→ THE TASK: Are you able to quote each entry exactly as written?
----- EXTRACTED INFORMATION -----
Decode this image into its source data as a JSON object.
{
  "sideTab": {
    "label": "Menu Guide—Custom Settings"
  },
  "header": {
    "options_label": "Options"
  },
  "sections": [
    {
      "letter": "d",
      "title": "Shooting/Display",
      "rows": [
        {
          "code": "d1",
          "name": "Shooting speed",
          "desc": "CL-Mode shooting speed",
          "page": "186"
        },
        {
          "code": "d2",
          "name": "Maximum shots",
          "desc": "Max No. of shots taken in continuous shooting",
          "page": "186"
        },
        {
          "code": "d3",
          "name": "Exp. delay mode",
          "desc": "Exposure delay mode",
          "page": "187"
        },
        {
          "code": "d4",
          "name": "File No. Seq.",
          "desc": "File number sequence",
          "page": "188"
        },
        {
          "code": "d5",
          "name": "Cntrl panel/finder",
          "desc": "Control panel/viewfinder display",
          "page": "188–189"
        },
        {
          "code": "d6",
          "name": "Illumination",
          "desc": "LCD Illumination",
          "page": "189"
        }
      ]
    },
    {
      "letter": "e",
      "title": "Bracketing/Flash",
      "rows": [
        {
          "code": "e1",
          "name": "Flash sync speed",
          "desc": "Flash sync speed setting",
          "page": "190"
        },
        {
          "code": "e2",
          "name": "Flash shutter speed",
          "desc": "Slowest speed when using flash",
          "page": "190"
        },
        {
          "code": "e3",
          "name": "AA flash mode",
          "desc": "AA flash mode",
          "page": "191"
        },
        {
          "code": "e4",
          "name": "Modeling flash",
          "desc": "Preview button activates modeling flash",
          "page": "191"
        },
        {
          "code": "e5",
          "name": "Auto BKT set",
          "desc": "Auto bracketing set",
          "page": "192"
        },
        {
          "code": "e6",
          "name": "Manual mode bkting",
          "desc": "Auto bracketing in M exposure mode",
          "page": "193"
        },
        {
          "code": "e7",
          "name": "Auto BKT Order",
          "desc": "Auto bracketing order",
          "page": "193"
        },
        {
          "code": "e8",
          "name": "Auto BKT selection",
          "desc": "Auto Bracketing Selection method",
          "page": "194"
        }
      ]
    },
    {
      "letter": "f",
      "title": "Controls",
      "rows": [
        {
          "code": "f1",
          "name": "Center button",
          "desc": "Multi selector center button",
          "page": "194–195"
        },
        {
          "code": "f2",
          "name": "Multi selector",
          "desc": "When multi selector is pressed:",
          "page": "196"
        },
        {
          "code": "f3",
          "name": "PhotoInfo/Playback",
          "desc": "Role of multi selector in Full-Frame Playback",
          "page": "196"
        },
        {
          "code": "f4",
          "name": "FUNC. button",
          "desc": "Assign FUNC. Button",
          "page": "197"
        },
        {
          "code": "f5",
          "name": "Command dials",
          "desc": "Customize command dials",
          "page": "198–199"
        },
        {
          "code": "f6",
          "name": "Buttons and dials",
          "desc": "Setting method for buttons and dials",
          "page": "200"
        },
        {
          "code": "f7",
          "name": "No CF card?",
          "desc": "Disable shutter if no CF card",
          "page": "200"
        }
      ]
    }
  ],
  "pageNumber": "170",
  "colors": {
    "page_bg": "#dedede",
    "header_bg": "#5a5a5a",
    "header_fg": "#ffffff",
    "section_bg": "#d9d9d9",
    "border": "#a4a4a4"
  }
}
-----
→ RESULT OF THE TASK:
Decode this image into its source data as a JSON object.
{
  "sideTab": {
    "label": "Menu Guide—Custom Settings"
  },
  "header": {
    "options_label": "Options"
  },
  "sections": [
    {
      "letter": "d",
      "title": "Shooting/Display",
      "rows": [
        {
          "code": "d1",
          "name": "Shooting speed",
          "desc": "CL-Mode shooting speed",
          "page": "186"
        },
        {
          "code": "d2",
          "name": "Maximum shots",
          "desc": "Max No. of shots taken in continuous shooting",
          "page": "186"
        },
        {
          "code": "d3",
          "name": "Exp. delay mode",
          "desc": "Exposure delay mode",
          "page": "187"
        },
        {
          "code": "d4",
          "name": "File No. Seq.",
          "desc": "File number sequence",
          "page": "188"
        },
        {
          "code": "d5",
          "name": "Cntrl panel/finder",
          "desc": "Control panel/viewfinder display",
          "page": "188–189"
        },
        {
          "code": "d6",
          "name": "Illumination",
          "desc": "LCD Illumination",
          "page": "189"
        }
      ]
    },
    {
      "letter": "e",
      "title": "Bracketing/Flash",
      "rows": [
        {
          "code": "e1",
          "name": "Flash sync speed",
          "desc": "Flash sync speed setting",
          "page": "190"
        },
        {
          "code": "e2",
          "name": "Flash shutter speed",
          "desc": "Slowest speed when using flash",
          "page": "190"
        },
        {
          "code": "e3",
          "name": "AA flash mode",
          "desc": "AA flash mode",
          "page": "191"
        },
        {
          "code": "e4",
          "name": "Modeling flash",
          "desc": "Preview button activates modeling flash",
          "page": "191"
        },
        {
          "code": "e5",
          "name": "Auto BKT set",
          "desc": "Auto bracketing set",
          "page": "192"
        },
        {
          "code": "e6",
          "name": "Manual mode bkting",
          "desc": "Auto bracketing in M exposure mode",
          "page": "193"
        },
        {
          "code": "e7",
          "name": "Auto BKT Order",
          "desc": "Auto bracketing order",
          "page": "193"
        },
        {
          "code": "e8",
          "name": "Auto BKT selection",
          "desc": "Auto Bracketing Selection method",
          "page": "194"
        }
      ]
    },
    {
      "letter": "f",
      "title": "Controls",
      "rows": [
        {
          "code": "f1",
          "name": "Center button",
          "desc": "Multi selector center button",
          "page": "194–195"
        },
        {
          "code": "f2",
          "name": "Multi selector",
          "desc": "When multi selector is pressed:",
          "page": "196"
        },
        {
          "code": "f3",
          "name": "PhotoInfo/Playback",
          "desc": "Role of multi selector in Full-Frame Playback",
          "page": "196"
        },
        {
          "code": "f4",
          "name": "FUNC. button",
          "desc": "Assign FUNC. Button",
          "page": "197"
        },
        {
          "code": "f5",
          "name": "Command dials",
          "desc": "Customize command dials",
          "page": "198–199"
        },
        {
          "code": "f6",
          "name": "Buttons and dials",
          "desc": "Setting method for buttons and dials",
          "page": "200"
        },
        {
          "code": "f7",
          "name": "No CF card?",
          "desc": "Disable shutter if no CF card",
          "page": "200"
        }
      ]
    }
  ],
  "pageNumber": "170",
  "colors": {
    "page_bg": "#dedede",
    "header_bg": "#5a5a5a",
    "header_fg": "#ffffff",
    "section_bg": "#d9d9d9",
    "border": "#a4a4a4"
  }
}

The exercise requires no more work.